Reading passage
◇ ◇ ◇ ◇ ◇ ◇ ◇

Saturday, 22 August 2009

Movies: And there's the hitch.

Posted on 02:23 by riya
Here's an odd tidbit about your humble horror host.

When I first arrived in New York, some million or so years ago, I took a small photo of C. Thomas Howell to one of the sketch artists in Central Park and asked him to make a portrait from it. The photo was Howell in his snow-camo from the bleak winter of the Wolverines' betrayal in the searing and powerful classic Red Dawn. I explained to the artist that it was crucial to capture what Tommy was feeling inside: a restless hunger for vengeance tempered, just slightly, by a tragic awareness that chosen path would lead to his doom. "He's an angry man," I said. "But he knows his anger will destroy him."

The artist nodded gravely and then got to work.

The finished expression was not exactly what I'd hoped for. The finished product featured Howell, wrapped loosely in white swatches of camouflage as if it were a jaunty head scarf, AK-47 tucked in his arms, with a vapid "Hey, I'm a tourist in New York" smile on his face. He looked serene and placid, like he was thinking back to a really fun field trip he'd once been on as a small kid. "Remember the Field Museum and Robin MacGower was total afraid of the dinosaur skeletons? What a fun day."

I was still too much a not-New Yorker to kick up a shit storm, so I ended up owning this picture of a combat-equipped C. Thomas Howell giving the world a vacantly satisfied grin. I must have had that thing hang on my walk for a year or two before I finally gave it to the Salvation Army.

Watching Howell's engaging 1986 road thriller The Hitcher made me realize that I really should have held on to that thing.

Sigh.

But we still have The Hitcher.

If you haven't had the chance to see it, The Hitcher is one of the better flicks to emerge from the morass of 1980s horror. Though it was then, and remains, overshadowed by works in the more iconic slasher franchises of the day, The Hitcher is generally fondly remembered for baddie Rutger Hauer's wonderfully restrained performance and the flick's several memorable set pieces. I think, however, that the movie deserves more credit than that. I praised 2008's The Strangers for taking a basic slasher outline and stripping it down to its barest essentials and then executing the streamlined plan with earnest intensity. Director Robert Harmon and writer Eric Red (who later penned the script for Bigelow's Near Dark and Blue Steel) pulled off the same trick more than 20 years earlier. Harmon and Red strip the whole slasher formula to its core concept: the chase.

◇ ◇ ◇ ◇ ◇ ◇ ◇

Objectives
(1) In the post about The Hitcher, write out the part that opens with the words containing "Watching Howell's engaging" and closes with "have The Hitcher.", substituting "highway thriller" for "road thriller".
(2) Please resume the post about The Hitcher after its last sentence.
The rows that come next aren't needed.

◇ ◇ ◇ ◇ ◇ ◇ ◇

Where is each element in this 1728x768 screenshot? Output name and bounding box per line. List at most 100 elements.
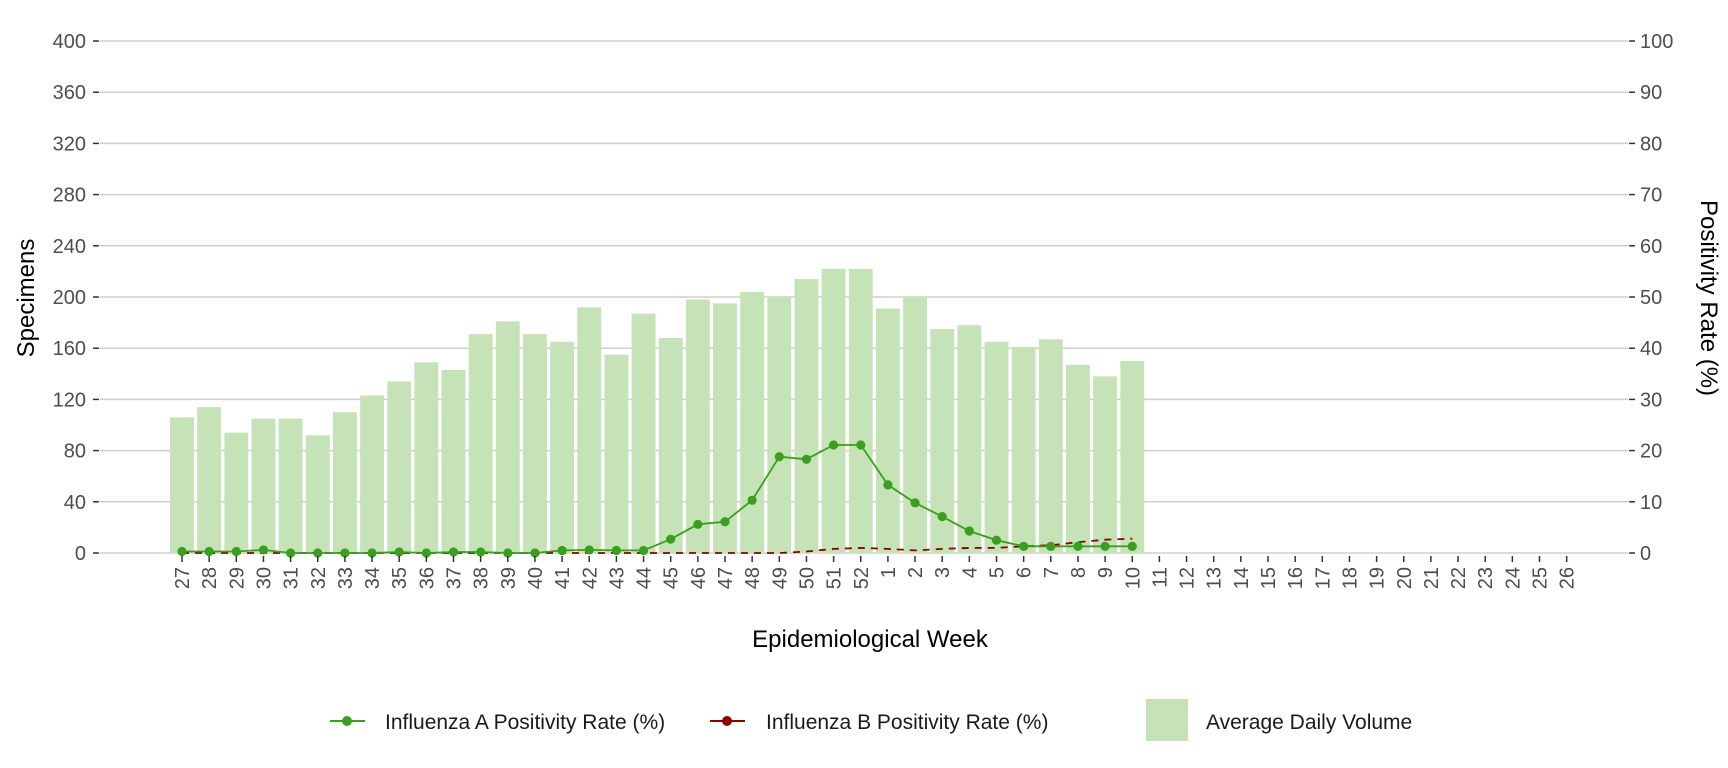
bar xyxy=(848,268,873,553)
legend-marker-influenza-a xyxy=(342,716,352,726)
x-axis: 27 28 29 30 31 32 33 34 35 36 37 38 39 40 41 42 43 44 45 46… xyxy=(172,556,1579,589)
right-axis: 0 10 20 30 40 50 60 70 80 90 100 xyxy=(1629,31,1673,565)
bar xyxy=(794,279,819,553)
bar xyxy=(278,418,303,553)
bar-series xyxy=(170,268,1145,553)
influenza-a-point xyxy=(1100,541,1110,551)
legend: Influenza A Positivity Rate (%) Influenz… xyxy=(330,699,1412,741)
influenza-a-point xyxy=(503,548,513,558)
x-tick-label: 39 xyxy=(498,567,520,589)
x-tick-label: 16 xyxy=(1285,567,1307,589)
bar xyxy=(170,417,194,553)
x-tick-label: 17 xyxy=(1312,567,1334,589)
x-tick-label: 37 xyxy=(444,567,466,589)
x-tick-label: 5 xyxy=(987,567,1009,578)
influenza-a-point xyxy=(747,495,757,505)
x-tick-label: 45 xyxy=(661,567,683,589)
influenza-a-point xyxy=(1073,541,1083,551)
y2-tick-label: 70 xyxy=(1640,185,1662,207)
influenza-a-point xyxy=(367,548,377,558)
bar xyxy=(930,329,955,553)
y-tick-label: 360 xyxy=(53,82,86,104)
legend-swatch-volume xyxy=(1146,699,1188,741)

◇ ◇ ◇ ◇ ◇ ◇ ◇

Answers for the tasks
(1)
Watching Howell's engaging 1986 highway thriller The Hitcher made me realize that I really should have held on to that thing.

Sigh.

But we still have The Hitcher.

(2)
Though other characters, most of them expendable, pass through The Hitcher, the story is really just about two men. Delivering a car to California, young Jim Halsey attempts to fight the soporific monotony of the desert highway by taking on a hitchhiker. Enter serial murderer "John Ryder," who is in Jim's car for only a few minutes before he's threatening to carve Jim up. But Ryder quickly ends up a victim of his own nonchalant attitudes about road safety when Jim realizes that the passenger side door is not fully latched and he pushes the non-seat belted Ryder out.

Some psycho killers would have just let that go. You can't gut them all, you know? But Ryder's not that kind of guy. He begins stalking Jim, killing people who cross Jim's path but leaving Jim himself unscathed. This is a particularly nice touch as it puts a novel twist on the paradigmatic power imbalance between slashers and their victims. In your generic stalker pic, the victims are powerless to save themselves. In The Hitcher, Jim's the safest guy on the screen. He's powerless to save anybody else. Worse yet, he ends up becoming the killer's unwitting partner in so much as his efforts to save himself, which require contact with others, are what brings more flies in Ryder's lethal web.

As trail of corpses and carnage that follow Jimbo about gets wider and wider, Ryder frames Jim for his dark deeds, forcing Jim to run from both the five-o and the psycho. He finds some aid in the form of Nash (played by Jennifer Jason Leigh), a kindly truck stop waitress who ends as Jim's hostage/accomplice. Though the generic role is no great showcase for Leigh, the relationship between Jim and Nash is refreshing. A lazier flick would have just written them up as a love interests and been done with developing them. Instead, Nash and Jim have a pleasingly conflicted relationship. Neither really character really trusts the other, whatever sexual interest might have existed is quickly overwhelmed by the violence they've witnessed and perpetrated, and the two interact with somber determination that shows they can already tell that this story does not end with the phrase "happily ever after." I don't want to overstate the depth of these characters. Typical of everybody Jim meets, Nash is really little more than an earnestly played and well-written cliché. Still, the atypical relationship they share gives this grim flick a hint of pathos.

Eventually Jim and John's nasty game comes to an end. John, inscrutable as always, chooses to end the chase, confront Jim, and do it all in a way that clears Jim of the airtight frame John trapped him in. As with everything else in their relationship, John does this unilaterally. What could be another twist of the knife into the shambles of Jim's life turns out to be the end of the game simply because John wills it. Jim gets his life back, but Nash looses hers.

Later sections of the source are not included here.